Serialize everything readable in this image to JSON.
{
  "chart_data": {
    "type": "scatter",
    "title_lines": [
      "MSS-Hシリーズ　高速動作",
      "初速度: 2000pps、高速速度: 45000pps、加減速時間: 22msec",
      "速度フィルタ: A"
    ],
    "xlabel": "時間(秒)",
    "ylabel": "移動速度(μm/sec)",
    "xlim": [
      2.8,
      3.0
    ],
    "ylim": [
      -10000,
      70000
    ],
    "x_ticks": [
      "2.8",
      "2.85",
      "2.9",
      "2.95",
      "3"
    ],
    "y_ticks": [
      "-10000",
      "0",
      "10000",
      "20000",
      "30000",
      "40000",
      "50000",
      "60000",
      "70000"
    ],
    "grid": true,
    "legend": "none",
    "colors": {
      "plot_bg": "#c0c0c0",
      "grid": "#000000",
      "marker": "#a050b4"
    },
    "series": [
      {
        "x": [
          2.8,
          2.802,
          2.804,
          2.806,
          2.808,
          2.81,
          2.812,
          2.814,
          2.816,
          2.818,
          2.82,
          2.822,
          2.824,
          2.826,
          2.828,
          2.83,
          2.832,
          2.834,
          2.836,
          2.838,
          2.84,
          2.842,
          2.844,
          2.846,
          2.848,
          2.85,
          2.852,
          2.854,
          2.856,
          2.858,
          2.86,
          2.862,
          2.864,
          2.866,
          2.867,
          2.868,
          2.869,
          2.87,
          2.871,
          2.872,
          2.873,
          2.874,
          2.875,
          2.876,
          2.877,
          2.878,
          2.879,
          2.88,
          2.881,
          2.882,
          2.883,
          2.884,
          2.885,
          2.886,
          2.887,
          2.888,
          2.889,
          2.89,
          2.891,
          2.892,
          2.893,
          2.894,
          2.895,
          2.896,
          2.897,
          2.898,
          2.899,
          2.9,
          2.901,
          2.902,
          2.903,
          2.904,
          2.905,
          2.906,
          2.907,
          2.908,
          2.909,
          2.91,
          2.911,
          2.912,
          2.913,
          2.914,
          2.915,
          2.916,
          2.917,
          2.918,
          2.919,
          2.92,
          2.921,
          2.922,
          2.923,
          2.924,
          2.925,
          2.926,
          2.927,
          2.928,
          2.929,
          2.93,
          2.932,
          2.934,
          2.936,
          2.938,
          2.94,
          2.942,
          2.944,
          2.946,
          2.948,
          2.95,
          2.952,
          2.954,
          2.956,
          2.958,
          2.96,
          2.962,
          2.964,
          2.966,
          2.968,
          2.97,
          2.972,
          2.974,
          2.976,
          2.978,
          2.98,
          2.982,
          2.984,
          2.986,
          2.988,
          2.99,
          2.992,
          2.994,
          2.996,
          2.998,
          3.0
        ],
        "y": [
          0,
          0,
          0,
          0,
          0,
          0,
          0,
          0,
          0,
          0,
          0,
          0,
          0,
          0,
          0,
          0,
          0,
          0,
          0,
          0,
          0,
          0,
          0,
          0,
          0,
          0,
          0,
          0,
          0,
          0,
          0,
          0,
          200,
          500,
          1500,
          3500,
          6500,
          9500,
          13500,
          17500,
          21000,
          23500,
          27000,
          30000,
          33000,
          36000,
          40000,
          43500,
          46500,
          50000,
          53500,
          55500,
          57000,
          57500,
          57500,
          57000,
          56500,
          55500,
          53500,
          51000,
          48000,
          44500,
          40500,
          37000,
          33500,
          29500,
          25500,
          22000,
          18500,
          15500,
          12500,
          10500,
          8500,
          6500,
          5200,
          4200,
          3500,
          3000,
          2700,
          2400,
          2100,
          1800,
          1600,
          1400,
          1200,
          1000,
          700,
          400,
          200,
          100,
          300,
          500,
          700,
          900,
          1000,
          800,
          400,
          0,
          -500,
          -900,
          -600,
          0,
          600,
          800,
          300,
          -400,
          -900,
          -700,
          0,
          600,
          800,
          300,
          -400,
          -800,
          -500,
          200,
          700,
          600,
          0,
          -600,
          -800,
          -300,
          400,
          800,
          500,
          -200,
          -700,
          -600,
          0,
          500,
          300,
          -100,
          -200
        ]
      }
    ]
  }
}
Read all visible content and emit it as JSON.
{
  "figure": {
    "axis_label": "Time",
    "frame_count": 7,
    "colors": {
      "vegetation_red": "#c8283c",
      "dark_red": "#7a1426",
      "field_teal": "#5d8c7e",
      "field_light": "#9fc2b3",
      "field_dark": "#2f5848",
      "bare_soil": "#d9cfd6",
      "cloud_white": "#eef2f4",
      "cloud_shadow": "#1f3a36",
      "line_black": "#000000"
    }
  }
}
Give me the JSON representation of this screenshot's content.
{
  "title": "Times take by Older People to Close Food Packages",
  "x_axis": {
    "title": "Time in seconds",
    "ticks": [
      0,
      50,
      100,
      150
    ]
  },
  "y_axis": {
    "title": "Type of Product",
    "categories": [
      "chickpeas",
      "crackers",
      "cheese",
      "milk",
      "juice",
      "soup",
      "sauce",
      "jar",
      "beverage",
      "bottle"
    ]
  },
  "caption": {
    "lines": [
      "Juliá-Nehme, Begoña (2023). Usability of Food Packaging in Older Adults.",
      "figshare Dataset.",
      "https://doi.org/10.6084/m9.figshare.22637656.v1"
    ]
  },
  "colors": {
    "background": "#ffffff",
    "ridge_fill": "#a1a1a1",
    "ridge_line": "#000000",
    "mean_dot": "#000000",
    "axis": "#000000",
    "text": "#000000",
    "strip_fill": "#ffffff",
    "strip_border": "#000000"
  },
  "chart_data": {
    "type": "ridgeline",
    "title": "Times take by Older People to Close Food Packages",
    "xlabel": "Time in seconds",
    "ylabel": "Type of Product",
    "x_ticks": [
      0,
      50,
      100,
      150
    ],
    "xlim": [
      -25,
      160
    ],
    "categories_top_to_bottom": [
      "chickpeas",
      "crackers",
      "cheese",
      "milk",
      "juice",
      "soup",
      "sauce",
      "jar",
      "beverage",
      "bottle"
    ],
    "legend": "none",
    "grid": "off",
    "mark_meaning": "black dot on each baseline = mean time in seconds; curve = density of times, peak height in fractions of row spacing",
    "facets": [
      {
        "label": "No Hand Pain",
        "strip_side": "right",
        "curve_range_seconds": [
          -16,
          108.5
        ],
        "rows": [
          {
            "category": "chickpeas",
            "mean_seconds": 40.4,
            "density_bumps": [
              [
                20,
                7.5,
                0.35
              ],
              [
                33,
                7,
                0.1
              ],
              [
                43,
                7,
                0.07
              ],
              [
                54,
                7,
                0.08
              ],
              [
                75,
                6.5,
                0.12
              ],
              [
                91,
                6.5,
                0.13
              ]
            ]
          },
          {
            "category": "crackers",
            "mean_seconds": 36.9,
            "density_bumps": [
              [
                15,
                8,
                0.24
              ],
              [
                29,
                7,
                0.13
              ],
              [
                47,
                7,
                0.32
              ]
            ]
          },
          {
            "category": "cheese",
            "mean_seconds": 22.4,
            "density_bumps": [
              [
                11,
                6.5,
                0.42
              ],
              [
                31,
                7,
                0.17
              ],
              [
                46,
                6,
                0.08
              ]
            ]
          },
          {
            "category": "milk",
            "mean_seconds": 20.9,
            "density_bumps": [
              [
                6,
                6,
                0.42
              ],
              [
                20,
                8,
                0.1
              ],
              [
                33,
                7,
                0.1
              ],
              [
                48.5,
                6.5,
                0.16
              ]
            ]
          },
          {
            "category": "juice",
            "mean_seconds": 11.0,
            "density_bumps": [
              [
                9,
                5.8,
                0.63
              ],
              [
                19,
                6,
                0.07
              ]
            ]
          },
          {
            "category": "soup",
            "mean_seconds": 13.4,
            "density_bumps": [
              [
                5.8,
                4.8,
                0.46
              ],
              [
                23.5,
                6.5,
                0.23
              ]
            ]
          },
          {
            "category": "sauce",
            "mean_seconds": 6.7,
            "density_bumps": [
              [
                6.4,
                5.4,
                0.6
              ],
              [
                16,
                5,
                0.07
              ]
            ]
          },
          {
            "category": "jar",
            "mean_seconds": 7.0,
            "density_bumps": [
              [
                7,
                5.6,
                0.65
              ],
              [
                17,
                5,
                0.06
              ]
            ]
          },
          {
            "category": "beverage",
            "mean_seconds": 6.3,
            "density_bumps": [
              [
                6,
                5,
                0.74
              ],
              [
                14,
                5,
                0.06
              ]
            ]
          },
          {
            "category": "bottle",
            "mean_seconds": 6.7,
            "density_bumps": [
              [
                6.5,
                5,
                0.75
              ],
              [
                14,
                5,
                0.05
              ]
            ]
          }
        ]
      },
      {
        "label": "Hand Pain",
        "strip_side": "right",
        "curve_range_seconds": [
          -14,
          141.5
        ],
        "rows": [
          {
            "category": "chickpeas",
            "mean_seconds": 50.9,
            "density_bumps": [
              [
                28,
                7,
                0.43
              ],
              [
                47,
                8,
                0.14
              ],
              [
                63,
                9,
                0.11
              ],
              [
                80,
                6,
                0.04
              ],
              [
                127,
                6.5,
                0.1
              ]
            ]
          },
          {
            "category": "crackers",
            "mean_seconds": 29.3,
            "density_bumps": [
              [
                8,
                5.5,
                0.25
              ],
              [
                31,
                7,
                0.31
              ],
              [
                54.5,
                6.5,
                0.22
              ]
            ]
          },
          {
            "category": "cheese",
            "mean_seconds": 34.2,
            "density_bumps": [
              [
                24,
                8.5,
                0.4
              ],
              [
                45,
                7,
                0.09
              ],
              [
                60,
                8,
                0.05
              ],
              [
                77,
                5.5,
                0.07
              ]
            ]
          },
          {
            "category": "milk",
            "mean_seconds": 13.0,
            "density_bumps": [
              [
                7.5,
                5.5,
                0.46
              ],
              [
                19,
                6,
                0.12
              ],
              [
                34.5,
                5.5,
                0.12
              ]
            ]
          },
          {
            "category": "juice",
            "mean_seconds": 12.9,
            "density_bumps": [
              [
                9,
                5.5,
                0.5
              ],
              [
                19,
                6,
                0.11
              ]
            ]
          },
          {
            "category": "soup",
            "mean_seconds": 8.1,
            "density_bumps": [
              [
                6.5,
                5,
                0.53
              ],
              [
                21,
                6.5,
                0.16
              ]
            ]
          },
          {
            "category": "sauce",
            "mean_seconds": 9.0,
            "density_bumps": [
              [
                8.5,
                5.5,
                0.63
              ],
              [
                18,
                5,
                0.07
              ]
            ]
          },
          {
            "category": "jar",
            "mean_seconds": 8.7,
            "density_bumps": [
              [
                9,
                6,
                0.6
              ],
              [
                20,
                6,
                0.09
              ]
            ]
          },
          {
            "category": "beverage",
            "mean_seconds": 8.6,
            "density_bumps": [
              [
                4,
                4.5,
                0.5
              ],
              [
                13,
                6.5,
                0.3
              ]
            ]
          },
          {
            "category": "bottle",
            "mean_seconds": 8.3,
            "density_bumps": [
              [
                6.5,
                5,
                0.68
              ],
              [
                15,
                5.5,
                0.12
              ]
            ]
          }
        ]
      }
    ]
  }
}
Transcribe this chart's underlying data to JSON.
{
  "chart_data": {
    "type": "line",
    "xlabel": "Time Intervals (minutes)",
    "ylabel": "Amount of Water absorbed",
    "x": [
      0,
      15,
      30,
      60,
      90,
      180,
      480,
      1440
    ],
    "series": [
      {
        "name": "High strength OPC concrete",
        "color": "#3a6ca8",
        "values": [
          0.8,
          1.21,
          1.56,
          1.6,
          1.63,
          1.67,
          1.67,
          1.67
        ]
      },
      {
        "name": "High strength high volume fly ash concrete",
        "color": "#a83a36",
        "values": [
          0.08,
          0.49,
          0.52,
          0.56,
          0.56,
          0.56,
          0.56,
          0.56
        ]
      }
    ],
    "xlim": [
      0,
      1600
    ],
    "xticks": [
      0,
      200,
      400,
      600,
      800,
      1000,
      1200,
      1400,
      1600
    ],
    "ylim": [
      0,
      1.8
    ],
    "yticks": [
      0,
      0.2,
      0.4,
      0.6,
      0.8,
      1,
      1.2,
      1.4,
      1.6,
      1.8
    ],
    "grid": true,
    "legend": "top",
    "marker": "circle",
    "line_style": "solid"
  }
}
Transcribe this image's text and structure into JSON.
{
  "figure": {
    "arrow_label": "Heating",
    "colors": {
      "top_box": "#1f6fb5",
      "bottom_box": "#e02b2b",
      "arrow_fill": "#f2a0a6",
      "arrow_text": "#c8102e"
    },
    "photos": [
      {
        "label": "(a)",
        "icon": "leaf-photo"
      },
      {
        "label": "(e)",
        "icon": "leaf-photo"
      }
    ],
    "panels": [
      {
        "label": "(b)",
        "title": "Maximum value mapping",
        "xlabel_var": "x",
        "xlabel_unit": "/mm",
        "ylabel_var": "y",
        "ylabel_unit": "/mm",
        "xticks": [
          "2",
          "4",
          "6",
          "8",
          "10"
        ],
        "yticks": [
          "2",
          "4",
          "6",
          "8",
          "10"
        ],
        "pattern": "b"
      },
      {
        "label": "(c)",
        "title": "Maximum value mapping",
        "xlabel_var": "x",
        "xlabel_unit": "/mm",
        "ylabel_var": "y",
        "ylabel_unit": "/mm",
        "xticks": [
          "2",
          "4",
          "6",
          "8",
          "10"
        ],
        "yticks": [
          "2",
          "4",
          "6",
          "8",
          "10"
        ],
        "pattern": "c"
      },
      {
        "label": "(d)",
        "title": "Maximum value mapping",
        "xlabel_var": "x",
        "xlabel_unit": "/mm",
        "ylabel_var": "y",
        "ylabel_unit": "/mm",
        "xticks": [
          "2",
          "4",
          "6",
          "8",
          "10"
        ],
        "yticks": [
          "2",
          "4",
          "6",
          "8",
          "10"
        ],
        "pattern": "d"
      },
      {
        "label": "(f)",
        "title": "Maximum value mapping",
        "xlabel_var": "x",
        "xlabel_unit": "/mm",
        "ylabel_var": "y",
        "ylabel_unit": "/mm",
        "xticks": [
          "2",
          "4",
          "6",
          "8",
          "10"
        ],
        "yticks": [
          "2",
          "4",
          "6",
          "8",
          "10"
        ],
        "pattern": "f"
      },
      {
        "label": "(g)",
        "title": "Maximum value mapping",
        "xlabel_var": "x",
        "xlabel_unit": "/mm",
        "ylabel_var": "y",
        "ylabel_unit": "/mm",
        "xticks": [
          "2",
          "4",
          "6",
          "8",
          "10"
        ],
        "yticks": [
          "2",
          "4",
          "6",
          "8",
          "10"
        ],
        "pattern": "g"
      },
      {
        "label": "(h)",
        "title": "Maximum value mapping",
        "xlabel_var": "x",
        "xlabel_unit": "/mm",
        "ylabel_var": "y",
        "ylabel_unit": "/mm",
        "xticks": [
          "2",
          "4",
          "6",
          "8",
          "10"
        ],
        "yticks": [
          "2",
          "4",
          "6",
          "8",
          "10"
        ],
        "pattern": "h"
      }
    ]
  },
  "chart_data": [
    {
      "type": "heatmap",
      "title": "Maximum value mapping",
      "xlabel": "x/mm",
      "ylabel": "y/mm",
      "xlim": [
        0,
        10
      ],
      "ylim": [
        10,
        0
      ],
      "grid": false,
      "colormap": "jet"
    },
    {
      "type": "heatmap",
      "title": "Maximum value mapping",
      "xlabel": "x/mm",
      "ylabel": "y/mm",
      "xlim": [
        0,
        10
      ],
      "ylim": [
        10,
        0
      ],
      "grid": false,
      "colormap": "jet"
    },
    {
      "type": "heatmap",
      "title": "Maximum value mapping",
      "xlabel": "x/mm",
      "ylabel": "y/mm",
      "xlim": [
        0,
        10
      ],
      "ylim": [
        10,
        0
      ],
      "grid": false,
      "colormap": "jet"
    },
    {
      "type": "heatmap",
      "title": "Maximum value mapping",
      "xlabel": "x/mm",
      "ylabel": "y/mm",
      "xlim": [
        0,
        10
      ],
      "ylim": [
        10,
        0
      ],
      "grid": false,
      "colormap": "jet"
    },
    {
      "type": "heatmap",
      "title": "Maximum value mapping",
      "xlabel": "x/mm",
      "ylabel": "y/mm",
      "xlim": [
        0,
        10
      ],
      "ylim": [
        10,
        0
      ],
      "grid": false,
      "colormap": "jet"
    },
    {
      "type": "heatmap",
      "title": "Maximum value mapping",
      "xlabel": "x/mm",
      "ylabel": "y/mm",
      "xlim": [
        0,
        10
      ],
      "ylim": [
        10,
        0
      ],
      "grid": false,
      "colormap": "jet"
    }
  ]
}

════════════════════

▸ Exercise brief: Where a line of the entries contains the word "image", copy that line.

▸ Final result:
Serialize everything readable in this image to JSON.
Transcribe this image's text and structure into JSON.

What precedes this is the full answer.